STORED RECORDS:
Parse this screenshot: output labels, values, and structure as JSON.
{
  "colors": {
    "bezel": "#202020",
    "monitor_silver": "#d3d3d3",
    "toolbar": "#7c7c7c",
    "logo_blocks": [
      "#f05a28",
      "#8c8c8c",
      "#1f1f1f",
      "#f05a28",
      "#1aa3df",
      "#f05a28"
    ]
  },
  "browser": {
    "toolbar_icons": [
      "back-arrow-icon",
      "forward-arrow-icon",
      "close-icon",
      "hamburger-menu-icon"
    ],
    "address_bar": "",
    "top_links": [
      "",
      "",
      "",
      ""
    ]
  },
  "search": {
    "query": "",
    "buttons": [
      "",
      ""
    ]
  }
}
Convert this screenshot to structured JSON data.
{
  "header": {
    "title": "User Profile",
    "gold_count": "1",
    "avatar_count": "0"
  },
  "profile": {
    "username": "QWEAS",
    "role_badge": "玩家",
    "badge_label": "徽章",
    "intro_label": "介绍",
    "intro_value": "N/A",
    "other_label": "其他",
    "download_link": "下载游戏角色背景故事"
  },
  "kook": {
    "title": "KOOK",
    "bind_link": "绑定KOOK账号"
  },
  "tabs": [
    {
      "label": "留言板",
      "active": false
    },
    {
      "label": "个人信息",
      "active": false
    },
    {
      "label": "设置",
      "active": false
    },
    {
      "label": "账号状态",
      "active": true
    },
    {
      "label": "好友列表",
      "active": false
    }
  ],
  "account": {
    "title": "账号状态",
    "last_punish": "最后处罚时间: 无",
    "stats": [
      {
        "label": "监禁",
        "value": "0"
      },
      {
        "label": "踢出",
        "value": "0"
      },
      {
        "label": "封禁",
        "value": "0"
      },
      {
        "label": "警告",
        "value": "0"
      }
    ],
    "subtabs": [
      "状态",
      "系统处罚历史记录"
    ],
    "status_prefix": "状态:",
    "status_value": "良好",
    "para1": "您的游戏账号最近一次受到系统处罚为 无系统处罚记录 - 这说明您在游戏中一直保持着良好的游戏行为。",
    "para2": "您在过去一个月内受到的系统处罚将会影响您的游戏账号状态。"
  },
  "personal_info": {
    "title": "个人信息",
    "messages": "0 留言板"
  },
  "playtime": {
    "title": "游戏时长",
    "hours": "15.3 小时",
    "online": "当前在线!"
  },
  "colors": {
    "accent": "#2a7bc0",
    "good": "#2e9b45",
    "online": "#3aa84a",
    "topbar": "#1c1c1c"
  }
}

INSTRUCTIONS TO FOLLOW: Write out again, exactly, the lines from the one holding "Convert this screenshot" through the end of the listing, with both ends included.

IN RESPONSE:
Convert this screenshot to structured JSON data.
{
  "header": {
    "title": "User Profile",
    "gold_count": "1",
    "avatar_count": "0"
  },
  "profile": {
    "username": "QWEAS",
    "role_badge": "玩家",
    "badge_label": "徽章",
    "intro_label": "介绍",
    "intro_value": "N/A",
    "other_label": "其他",
    "download_link": "下载游戏角色背景故事"
  },
  "kook": {
    "title": "KOOK",
    "bind_link": "绑定KOOK账号"
  },
  "tabs": [
    {
      "label": "留言板",
      "active": false
    },
    {
      "label": "个人信息",
      "active": false
    },
    {
      "label": "设置",
      "active": false
    },
    {
      "label": "账号状态",
      "active": true
    },
    {
      "label": "好友列表",
      "active": false
    }
  ],
  "account": {
    "title": "账号状态",
    "last_punish": "最后处罚时间: 无",
    "stats": [
      {
        "label": "监禁",
        "value": "0"
      },
      {
        "label": "踢出",
        "value": "0"
      },
      {
        "label": "封禁",
        "value": "0"
      },
      {
        "label": "警告",
        "value": "0"
      }
    ],
    "subtabs": [
      "状态",
      "系统处罚历史记录"
    ],
    "status_prefix": "状态:",
    "status_value": "良好",
    "para1": "您的游戏账号最近一次受到系统处罚为 无系统处罚记录 - 这说明您在游戏中一直保持着良好的游戏行为。",
    "para2": "您在过去一个月内受到的系统处罚将会影响您的游戏账号状态。"
  },
  "personal_info": {
    "title": "个人信息",
    "messages": "0 留言板"
  },
  "playtime": {
    "title": "游戏时长",
    "hours": "15.3 小时",
    "online": "当前在线!"
  },
  "colors": {
    "accent": "#2a7bc0",
    "good": "#2e9b45",
    "online": "#3aa84a",
    "topbar": "#1c1c1c"
  }
}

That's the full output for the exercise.